**TASK REQUIREMENTS**
Each line of the material must be repeated precisely, with the pictures left out.

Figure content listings
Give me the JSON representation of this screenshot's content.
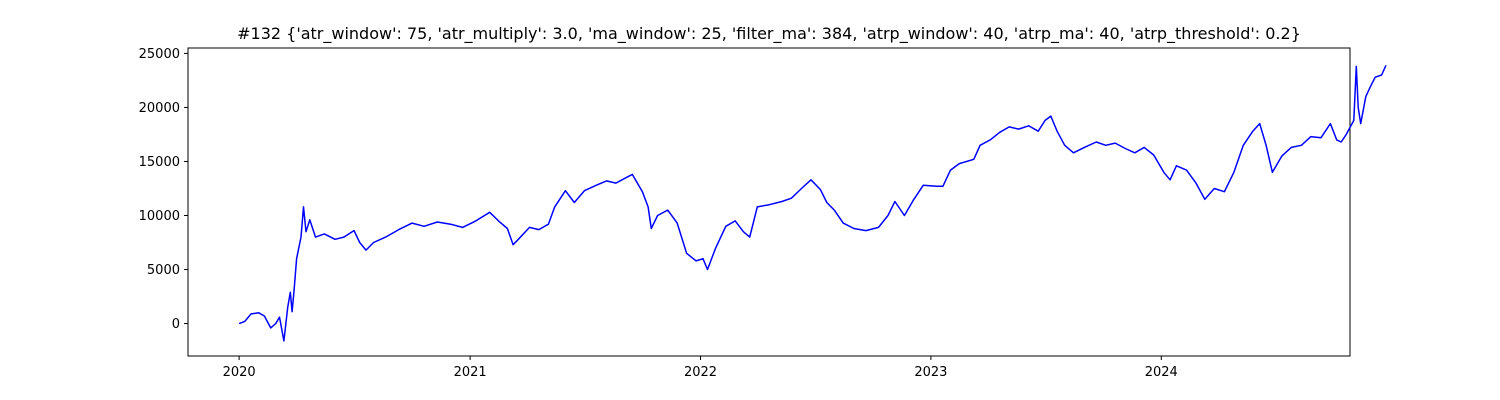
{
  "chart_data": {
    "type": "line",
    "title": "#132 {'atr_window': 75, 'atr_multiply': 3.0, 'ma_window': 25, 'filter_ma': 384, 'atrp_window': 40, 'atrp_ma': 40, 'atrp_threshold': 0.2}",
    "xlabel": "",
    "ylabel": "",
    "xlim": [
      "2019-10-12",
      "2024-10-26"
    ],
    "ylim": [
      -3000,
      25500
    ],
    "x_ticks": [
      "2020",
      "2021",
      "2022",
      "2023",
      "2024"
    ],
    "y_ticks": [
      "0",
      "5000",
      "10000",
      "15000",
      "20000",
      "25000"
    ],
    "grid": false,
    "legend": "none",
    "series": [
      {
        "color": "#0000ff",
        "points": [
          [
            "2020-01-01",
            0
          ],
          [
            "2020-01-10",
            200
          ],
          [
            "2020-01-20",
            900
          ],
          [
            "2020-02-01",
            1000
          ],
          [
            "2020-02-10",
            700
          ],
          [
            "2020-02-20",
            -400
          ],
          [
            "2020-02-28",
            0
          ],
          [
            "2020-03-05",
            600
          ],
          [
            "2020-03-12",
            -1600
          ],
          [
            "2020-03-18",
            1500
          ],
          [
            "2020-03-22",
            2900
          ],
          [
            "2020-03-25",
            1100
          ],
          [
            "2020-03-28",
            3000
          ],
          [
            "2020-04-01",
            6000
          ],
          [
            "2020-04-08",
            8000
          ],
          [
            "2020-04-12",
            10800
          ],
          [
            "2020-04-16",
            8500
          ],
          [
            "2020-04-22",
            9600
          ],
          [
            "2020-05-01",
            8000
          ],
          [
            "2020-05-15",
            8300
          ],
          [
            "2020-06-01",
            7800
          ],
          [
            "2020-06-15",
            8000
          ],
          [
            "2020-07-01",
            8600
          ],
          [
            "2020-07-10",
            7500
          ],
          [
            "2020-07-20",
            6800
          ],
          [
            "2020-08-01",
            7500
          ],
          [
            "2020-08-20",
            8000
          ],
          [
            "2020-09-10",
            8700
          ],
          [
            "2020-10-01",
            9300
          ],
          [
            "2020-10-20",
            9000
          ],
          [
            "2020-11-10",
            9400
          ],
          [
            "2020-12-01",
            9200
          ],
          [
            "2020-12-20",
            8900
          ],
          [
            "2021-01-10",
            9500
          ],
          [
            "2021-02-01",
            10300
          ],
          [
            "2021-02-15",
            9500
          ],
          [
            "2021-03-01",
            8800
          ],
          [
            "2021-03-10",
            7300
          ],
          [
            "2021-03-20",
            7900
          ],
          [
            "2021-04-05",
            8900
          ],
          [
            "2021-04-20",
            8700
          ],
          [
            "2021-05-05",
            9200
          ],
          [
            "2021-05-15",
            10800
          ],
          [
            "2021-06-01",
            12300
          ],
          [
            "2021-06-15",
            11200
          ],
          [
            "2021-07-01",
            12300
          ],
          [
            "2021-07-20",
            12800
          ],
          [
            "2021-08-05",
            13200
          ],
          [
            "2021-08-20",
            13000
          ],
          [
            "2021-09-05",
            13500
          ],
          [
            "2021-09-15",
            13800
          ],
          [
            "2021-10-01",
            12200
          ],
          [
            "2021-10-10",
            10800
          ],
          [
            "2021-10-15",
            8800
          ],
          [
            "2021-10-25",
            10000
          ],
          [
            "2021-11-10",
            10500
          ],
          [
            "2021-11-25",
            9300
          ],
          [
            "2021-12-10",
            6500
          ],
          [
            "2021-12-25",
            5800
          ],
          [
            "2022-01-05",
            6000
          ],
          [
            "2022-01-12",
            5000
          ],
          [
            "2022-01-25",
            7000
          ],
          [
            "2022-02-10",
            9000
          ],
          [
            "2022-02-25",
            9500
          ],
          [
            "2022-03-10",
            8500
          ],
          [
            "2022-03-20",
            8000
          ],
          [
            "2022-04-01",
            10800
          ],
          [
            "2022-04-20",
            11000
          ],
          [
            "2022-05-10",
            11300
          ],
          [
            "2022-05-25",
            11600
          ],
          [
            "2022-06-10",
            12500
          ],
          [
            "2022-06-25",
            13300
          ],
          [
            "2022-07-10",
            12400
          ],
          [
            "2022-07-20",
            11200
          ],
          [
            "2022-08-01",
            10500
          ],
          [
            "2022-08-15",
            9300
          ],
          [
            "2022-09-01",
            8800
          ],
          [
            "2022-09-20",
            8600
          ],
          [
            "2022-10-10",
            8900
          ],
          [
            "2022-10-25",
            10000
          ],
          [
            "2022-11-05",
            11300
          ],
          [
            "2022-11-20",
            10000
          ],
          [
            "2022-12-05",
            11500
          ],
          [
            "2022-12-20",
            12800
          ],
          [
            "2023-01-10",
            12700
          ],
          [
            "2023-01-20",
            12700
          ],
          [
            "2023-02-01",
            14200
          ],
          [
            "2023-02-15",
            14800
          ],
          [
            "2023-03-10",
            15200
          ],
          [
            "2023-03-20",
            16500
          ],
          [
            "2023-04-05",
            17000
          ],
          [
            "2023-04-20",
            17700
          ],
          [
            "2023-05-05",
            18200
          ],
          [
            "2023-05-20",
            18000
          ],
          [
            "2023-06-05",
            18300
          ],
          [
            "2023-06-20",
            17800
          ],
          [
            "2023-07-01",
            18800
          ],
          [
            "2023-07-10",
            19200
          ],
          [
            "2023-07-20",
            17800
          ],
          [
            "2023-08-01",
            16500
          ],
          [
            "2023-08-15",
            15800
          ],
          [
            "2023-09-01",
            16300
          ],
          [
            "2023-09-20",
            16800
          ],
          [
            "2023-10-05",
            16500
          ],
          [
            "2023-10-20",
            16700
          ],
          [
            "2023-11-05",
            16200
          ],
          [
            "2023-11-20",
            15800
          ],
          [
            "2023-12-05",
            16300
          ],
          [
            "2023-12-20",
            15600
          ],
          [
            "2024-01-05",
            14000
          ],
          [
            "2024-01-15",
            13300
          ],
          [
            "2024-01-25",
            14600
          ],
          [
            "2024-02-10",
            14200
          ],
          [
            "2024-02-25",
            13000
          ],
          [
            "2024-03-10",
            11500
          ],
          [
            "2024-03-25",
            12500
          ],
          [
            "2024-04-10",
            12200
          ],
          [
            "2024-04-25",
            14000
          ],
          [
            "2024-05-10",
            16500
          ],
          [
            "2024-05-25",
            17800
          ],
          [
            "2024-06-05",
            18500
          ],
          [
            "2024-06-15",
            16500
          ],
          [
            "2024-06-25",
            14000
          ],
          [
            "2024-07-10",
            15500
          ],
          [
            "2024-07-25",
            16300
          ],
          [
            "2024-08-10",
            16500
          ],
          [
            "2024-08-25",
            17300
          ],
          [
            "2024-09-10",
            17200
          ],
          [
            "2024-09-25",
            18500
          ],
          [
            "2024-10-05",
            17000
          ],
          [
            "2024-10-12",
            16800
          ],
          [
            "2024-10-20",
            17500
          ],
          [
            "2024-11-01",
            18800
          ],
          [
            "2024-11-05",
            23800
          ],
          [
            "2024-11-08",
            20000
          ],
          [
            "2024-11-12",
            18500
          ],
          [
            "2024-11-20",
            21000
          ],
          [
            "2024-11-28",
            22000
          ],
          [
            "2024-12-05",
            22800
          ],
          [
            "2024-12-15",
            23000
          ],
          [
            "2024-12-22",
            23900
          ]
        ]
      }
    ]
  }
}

**ANSWER FOR THIS EXERCISE**
Give me the JSON representation of this screenshot's content.
{
  "chart_data": {
    "type": "line",
    "title": "#132 {'atr_window': 75, 'atr_multiply': 3.0, 'ma_window': 25, 'filter_ma': 384, 'atrp_window': 40, 'atrp_ma': 40, 'atrp_threshold': 0.2}",
    "xlabel": "",
    "ylabel": "",
    "xlim": [
      "2019-10-12",
      "2024-10-26"
    ],
    "ylim": [
      -3000,
      25500
    ],
    "x_ticks": [
      "2020",
      "2021",
      "2022",
      "2023",
      "2024"
    ],
    "y_ticks": [
      "0",
      "5000",
      "10000",
      "15000",
      "20000",
      "25000"
    ],
    "grid": false,
    "legend": "none",
    "series": [
      {
        "color": "#0000ff",
        "points": [
          [
            "2020-01-01",
            0
          ],
          [
            "2020-01-10",
            200
          ],
          [
            "2020-01-20",
            900
          ],
          [
            "2020-02-01",
            1000
          ],
          [
            "2020-02-10",
            700
          ],
          [
            "2020-02-20",
            -400
          ],
          [
            "2020-02-28",
            0
          ],
          [
            "2020-03-05",
            600
          ],
          [
            "2020-03-12",
            -1600
          ],
          [
            "2020-03-18",
            1500
          ],
          [
            "2020-03-22",
            2900
          ],
          [
            "2020-03-25",
            1100
          ],
          [
            "2020-03-28",
            3000
          ],
          [
            "2020-04-01",
            6000
          ],
          [
            "2020-04-08",
            8000
          ],
          [
            "2020-04-12",
            10800
          ],
          [
            "2020-04-16",
            8500
          ],
          [
            "2020-04-22",
            9600
          ],
          [
            "2020-05-01",
            8000
          ],
          [
            "2020-05-15",
            8300
          ],
          [
            "2020-06-01",
            7800
          ],
          [
            "2020-06-15",
            8000
          ],
          [
            "2020-07-01",
            8600
          ],
          [
            "2020-07-10",
            7500
          ],
          [
            "2020-07-20",
            6800
          ],
          [
            "2020-08-01",
            7500
          ],
          [
            "2020-08-20",
            8000
          ],
          [
            "2020-09-10",
            8700
          ],
          [
            "2020-10-01",
            9300
          ],
          [
            "2020-10-20",
            9000
          ],
          [
            "2020-11-10",
            9400
          ],
          [
            "2020-12-01",
            9200
          ],
          [
            "2020-12-20",
            8900
          ],
          [
            "2021-01-10",
            9500
          ],
          [
            "2021-02-01",
            10300
          ],
          [
            "2021-02-15",
            9500
          ],
          [
            "2021-03-01",
            8800
          ],
          [
            "2021-03-10",
            7300
          ],
          [
            "2021-03-20",
            7900
          ],
          [
            "2021-04-05",
            8900
          ],
          [
            "2021-04-20",
            8700
          ],
          [
            "2021-05-05",
            9200
          ],
          [
            "2021-05-15",
            10800
          ],
          [
            "2021-06-01",
            12300
          ],
          [
            "2021-06-15",
            11200
          ],
          [
            "2021-07-01",
            12300
          ],
          [
            "2021-07-20",
            12800
          ],
          [
            "2021-08-05",
            13200
          ],
          [
            "2021-08-20",
            13000
          ],
          [
            "2021-09-05",
            13500
          ],
          [
            "2021-09-15",
            13800
          ],
          [
            "2021-10-01",
            12200
          ],
          [
            "2021-10-10",
            10800
          ],
          [
            "2021-10-15",
            8800
          ],
          [
            "2021-10-25",
            10000
          ],
          [
            "2021-11-10",
            10500
          ],
          [
            "2021-11-25",
            9300
          ],
          [
            "2021-12-10",
            6500
          ],
          [
            "2021-12-25",
            5800
          ],
          [
            "2022-01-05",
            6000
          ],
          [
            "2022-01-12",
            5000
          ],
          [
            "2022-01-25",
            7000
          ],
          [
            "2022-02-10",
            9000
          ],
          [
            "2022-02-25",
            9500
          ],
          [
            "2022-03-10",
            8500
          ],
          [
            "2022-03-20",
            8000
          ],
          [
            "2022-04-01",
            10800
          ],
          [
            "2022-04-20",
            11000
          ],
          [
            "2022-05-10",
            11300
          ],
          [
            "2022-05-25",
            11600
          ],
          [
            "2022-06-10",
            12500
          ],
          [
            "2022-06-25",
            13300
          ],
          [
            "2022-07-10",
            12400
          ],
          [
            "2022-07-20",
            11200
          ],
          [
            "2022-08-01",
            10500
          ],
          [
            "2022-08-15",
            9300
          ],
          [
            "2022-09-01",
            8800
          ],
          [
            "2022-09-20",
            8600
          ],
          [
            "2022-10-10",
            8900
          ],
          [
            "2022-10-25",
            10000
          ],
          [
            "2022-11-05",
            11300
          ],
          [
            "2022-11-20",
            10000
          ],
          [
            "2022-12-05",
            11500
          ],
          [
            "2022-12-20",
            12800
          ],
          [
            "2023-01-10",
            12700
          ],
          [
            "2023-01-20",
            12700
          ],
          [
            "2023-02-01",
            14200
          ],
          [
            "2023-02-15",
            14800
          ],
          [
            "2023-03-10",
            15200
          ],
          [
            "2023-03-20",
            16500
          ],
          [
            "2023-04-05",
            17000
          ],
          [
            "2023-04-20",
            17700
          ],
          [
            "2023-05-05",
            18200
          ],
          [
            "2023-05-20",
            18000
          ],
          [
            "2023-06-05",
            18300
          ],
          [
            "2023-06-20",
            17800
          ],
          [
            "2023-07-01",
            18800
          ],
          [
            "2023-07-10",
            19200
          ],
          [
            "2023-07-20",
            17800
          ],
          [
            "2023-08-01",
            16500
          ],
          [
            "2023-08-15",
            15800
          ],
          [
            "2023-09-01",
            16300
          ],
          [
            "2023-09-20",
            16800
          ],
          [
            "2023-10-05",
            16500
          ],
          [
            "2023-10-20",
            16700
          ],
          [
            "2023-11-05",
            16200
          ],
          [
            "2023-11-20",
            15800
          ],
          [
            "2023-12-05",
            16300
          ],
          [
            "2023-12-20",
            15600
          ],
          [
            "2024-01-05",
            14000
          ],
          [
            "2024-01-15",
            13300
          ],
          [
            "2024-01-25",
            14600
          ],
          [
            "2024-02-10",
            14200
          ],
          [
            "2024-02-25",
            13000
          ],
          [
            "2024-03-10",
            11500
          ],
          [
            "2024-03-25",
            12500
          ],
          [
            "2024-04-10",
            12200
          ],
          [
            "2024-04-25",
            14000
          ],
          [
            "2024-05-10",
            16500
          ],
          [
            "2024-05-25",
            17800
          ],
          [
            "2024-06-05",
            18500
          ],
          [
            "2024-06-15",
            16500
          ],
          [
            "2024-06-25",
            14000
          ],
          [
            "2024-07-10",
            15500
          ],
          [
            "2024-07-25",
            16300
          ],
          [
            "2024-08-10",
            16500
          ],
          [
            "2024-08-25",
            17300
          ],
          [
            "2024-09-10",
            17200
          ],
          [
            "2024-09-25",
            18500
          ],
          [
            "2024-10-05",
            17000
          ],
          [
            "2024-10-12",
            16800
          ],
          [
            "2024-10-20",
            17500
          ],
          [
            "2024-11-01",
            18800
          ],
          [
            "2024-11-05",
            23800
          ],
          [
            "2024-11-08",
            20000
          ],
          [
            "2024-11-12",
            18500
          ],
          [
            "2024-11-20",
            21000
          ],
          [
            "2024-11-28",
            22000
          ],
          [
            "2024-12-05",
            22800
          ],
          [
            "2024-12-15",
            23000
          ],
          [
            "2024-12-22",
            23900
          ]
        ]
      }
    ]
  }
}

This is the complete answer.